» **Goal of the exercise**: Transcribe every line, keeping it exact.

» **Extracted material**:
Start

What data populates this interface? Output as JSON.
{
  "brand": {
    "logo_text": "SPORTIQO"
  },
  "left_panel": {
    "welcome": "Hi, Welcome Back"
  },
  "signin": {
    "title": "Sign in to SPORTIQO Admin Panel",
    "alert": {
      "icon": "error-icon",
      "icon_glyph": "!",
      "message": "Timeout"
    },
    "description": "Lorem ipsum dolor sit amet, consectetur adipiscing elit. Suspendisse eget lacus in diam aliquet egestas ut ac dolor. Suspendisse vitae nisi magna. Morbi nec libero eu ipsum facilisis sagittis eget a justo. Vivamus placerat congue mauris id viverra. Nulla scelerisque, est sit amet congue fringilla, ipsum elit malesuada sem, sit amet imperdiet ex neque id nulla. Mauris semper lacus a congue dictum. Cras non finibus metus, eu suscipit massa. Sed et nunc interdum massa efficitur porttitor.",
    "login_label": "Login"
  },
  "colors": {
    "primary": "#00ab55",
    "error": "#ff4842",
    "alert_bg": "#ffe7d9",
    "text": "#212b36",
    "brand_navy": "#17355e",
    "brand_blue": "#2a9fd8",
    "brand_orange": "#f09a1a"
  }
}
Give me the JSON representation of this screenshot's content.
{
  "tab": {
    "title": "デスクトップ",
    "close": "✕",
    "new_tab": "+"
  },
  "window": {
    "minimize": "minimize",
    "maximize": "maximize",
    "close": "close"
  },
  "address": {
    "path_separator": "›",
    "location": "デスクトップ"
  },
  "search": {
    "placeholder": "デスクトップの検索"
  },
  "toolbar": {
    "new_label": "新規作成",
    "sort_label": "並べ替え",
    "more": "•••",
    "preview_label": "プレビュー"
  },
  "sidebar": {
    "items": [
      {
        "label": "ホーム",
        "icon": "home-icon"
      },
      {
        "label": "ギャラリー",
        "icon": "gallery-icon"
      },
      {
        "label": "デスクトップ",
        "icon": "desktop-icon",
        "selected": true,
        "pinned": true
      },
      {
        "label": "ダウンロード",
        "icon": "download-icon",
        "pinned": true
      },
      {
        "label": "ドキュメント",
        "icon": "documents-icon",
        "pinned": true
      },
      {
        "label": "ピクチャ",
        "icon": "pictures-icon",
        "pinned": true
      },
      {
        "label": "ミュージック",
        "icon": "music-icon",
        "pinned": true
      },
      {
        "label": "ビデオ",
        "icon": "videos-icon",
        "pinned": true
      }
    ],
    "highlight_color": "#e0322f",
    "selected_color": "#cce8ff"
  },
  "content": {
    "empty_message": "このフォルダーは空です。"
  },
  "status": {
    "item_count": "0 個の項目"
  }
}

End

» **Answer to the problem**:
What data populates this interface? Output as JSON.
{
  "brand": {
    "logo_text": "SPORTIQO"
  },
  "left_panel": {
    "welcome": "Hi, Welcome Back"
  },
  "signin": {
    "title": "Sign in to SPORTIQO Admin Panel",
    "alert": {
      "icon": "error-icon",
      "icon_glyph": "!",
      "message": "Timeout"
    },
    "description": "Lorem ipsum dolor sit amet, consectetur adipiscing elit. Suspendisse eget lacus in diam aliquet egestas ut ac dolor. Suspendisse vitae nisi magna. Morbi nec libero eu ipsum facilisis sagittis eget a justo. Vivamus placerat congue mauris id viverra. Nulla scelerisque, est sit amet congue fringilla, ipsum elit malesuada sem, sit amet imperdiet ex neque id nulla. Mauris semper lacus a congue dictum. Cras non finibus metus, eu suscipit massa. Sed et nunc interdum massa efficitur porttitor.",
    "login_label": "Login"
  },
  "colors": {
    "primary": "#00ab55",
    "error": "#ff4842",
    "alert_bg": "#ffe7d9",
    "text": "#212b36",
    "brand_navy": "#17355e",
    "brand_blue": "#2a9fd8",
    "brand_orange": "#f09a1a"
  }
}
Give me the JSON representation of this screenshot's content.
{
  "tab": {
    "title": "デスクトップ",
    "close": "✕",
    "new_tab": "+"
  },
  "window": {
    "minimize": "minimize",
    "maximize": "maximize",
    "close": "close"
  },
  "address": {
    "path_separator": "›",
    "location": "デスクトップ"
  },
  "search": {
    "placeholder": "デスクトップの検索"
  },
  "toolbar": {
    "new_label": "新規作成",
    "sort_label": "並べ替え",
    "more": "•••",
    "preview_label": "プレビュー"
  },
  "sidebar": {
    "items": [
      {
        "label": "ホーム",
        "icon": "home-icon"
      },
      {
        "label": "ギャラリー",
        "icon": "gallery-icon"
      },
      {
        "label": "デスクトップ",
        "icon": "desktop-icon",
        "selected": true,
        "pinned": true
      },
      {
        "label": "ダウンロード",
        "icon": "download-icon",
        "pinned": true
      },
      {
        "label": "ドキュメント",
        "icon": "documents-icon",
        "pinned": true
      },
      {
        "label": "ピクチャ",
        "icon": "pictures-icon",
        "pinned": true
      },
      {
        "label": "ミュージック",
        "icon": "music-icon",
        "pinned": true
      },
      {
        "label": "ビデオ",
        "icon": "videos-icon",
        "pinned": true
      }
    ],
    "highlight_color": "#e0322f",
    "selected_color": "#cce8ff"
  },
  "content": {
    "empty_message": "このフォルダーは空です。"
  },
  "status": {
    "item_count": "0 個の項目"
  }
}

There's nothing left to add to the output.